• WORK TO COMPLETE
Output the entries below exactly as written, omitting pictures.

[Data items]
· · · · · · ·

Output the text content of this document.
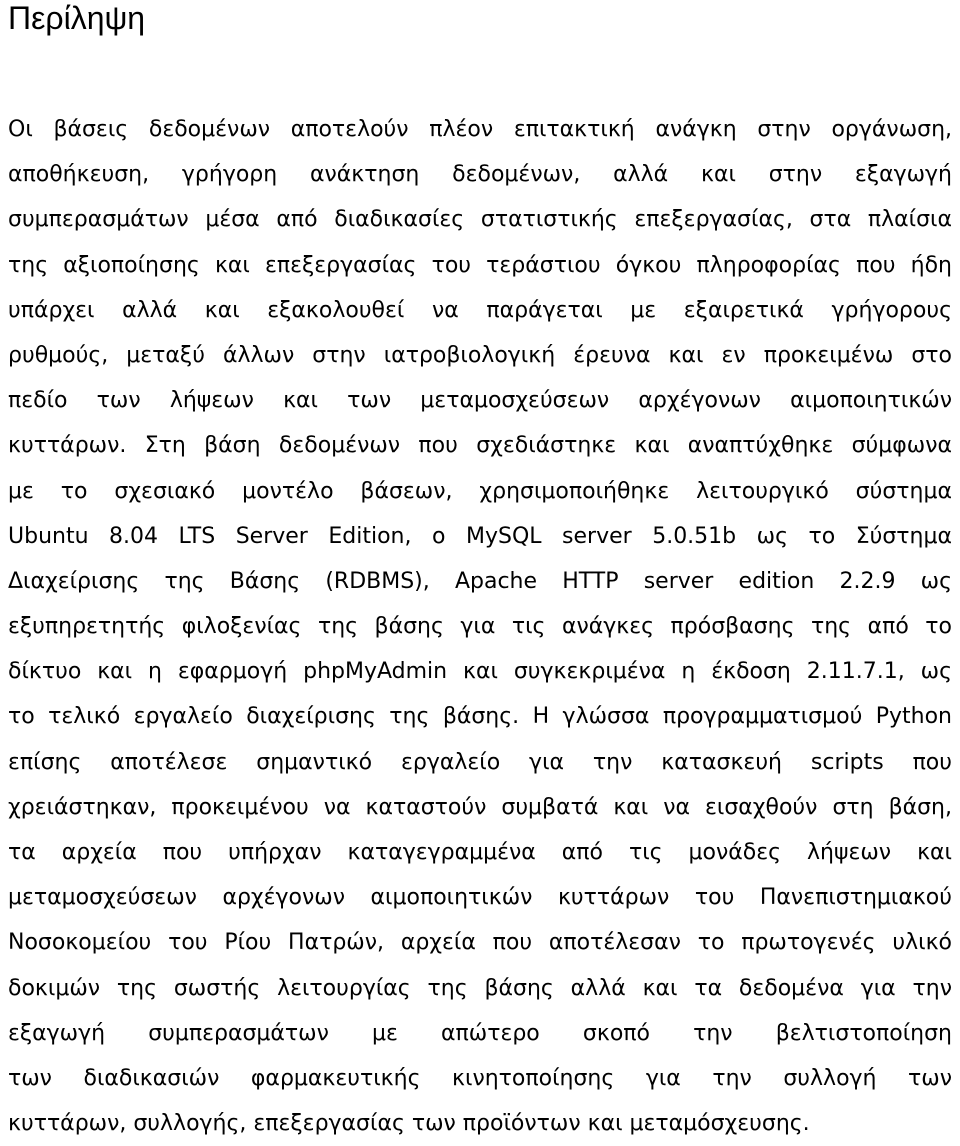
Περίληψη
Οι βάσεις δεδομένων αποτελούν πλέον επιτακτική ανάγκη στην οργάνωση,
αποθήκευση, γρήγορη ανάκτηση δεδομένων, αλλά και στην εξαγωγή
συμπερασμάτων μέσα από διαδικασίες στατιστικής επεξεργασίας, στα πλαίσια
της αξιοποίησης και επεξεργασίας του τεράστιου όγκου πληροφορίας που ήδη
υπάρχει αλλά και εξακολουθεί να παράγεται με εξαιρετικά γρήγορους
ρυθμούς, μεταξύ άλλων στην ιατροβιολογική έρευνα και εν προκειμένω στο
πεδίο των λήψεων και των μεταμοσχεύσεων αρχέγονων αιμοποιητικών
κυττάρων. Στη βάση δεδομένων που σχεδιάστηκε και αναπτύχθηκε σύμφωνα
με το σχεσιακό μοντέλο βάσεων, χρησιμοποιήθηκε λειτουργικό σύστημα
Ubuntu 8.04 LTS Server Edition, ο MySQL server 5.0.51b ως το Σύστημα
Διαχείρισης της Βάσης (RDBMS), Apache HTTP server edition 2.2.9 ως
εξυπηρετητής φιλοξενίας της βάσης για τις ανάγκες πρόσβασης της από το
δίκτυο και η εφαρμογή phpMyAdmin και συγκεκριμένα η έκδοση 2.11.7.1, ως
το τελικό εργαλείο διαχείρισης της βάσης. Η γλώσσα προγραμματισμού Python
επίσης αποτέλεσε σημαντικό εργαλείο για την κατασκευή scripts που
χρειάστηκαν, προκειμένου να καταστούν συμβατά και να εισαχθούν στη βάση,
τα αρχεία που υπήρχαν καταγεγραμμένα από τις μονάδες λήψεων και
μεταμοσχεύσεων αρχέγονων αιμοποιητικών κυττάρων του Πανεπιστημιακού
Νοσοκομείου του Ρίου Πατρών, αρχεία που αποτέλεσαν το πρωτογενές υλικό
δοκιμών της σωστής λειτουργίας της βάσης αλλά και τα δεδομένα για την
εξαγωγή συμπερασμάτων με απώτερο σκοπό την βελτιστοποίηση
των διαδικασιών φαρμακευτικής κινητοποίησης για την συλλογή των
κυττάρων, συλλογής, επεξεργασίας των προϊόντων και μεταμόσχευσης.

· · · · · · ·

• OUTPUT FOR THIS EXERCISE
Output the text content of this document.
Περίληψη
Οι βάσεις δεδομένων αποτελούν πλέον επιτακτική ανάγκη στην οργάνωση,
αποθήκευση, γρήγορη ανάκτηση δεδομένων, αλλά και στην εξαγωγή
συμπερασμάτων μέσα από διαδικασίες στατιστικής επεξεργασίας, στα πλαίσια
της αξιοποίησης και επεξεργασίας του τεράστιου όγκου πληροφορίας που ήδη
υπάρχει αλλά και εξακολουθεί να παράγεται με εξαιρετικά γρήγορους
ρυθμούς, μεταξύ άλλων στην ιατροβιολογική έρευνα και εν προκειμένω στο
πεδίο των λήψεων και των μεταμοσχεύσεων αρχέγονων αιμοποιητικών
κυττάρων. Στη βάση δεδομένων που σχεδιάστηκε και αναπτύχθηκε σύμφωνα
με το σχεσιακό μοντέλο βάσεων, χρησιμοποιήθηκε λειτουργικό σύστημα
Ubuntu 8.04 LTS Server Edition, ο MySQL server 5.0.51b ως το Σύστημα
Διαχείρισης της Βάσης (RDBMS), Apache HTTP server edition 2.2.9 ως
εξυπηρετητής φιλοξενίας της βάσης για τις ανάγκες πρόσβασης της από το
δίκτυο και η εφαρμογή phpMyAdmin και συγκεκριμένα η έκδοση 2.11.7.1, ως
το τελικό εργαλείο διαχείρισης της βάσης. Η γλώσσα προγραμματισμού Python
επίσης αποτέλεσε σημαντικό εργαλείο για την κατασκευή scripts που
χρειάστηκαν, προκειμένου να καταστούν συμβατά και να εισαχθούν στη βάση,
τα αρχεία που υπήρχαν καταγεγραμμένα από τις μονάδες λήψεων και
μεταμοσχεύσεων αρχέγονων αιμοποιητικών κυττάρων του Πανεπιστημιακού
Νοσοκομείου του Ρίου Πατρών, αρχεία που αποτέλεσαν το πρωτογενές υλικό
δοκιμών της σωστής λειτουργίας της βάσης αλλά και τα δεδομένα για την
εξαγωγή συμπερασμάτων με απώτερο σκοπό την βελτιστοποίηση
των διαδικασιών φαρμακευτικής κινητοποίησης για την συλλογή των
κυττάρων, συλλογής, επεξεργασίας των προϊόντων και μεταμόσχευσης.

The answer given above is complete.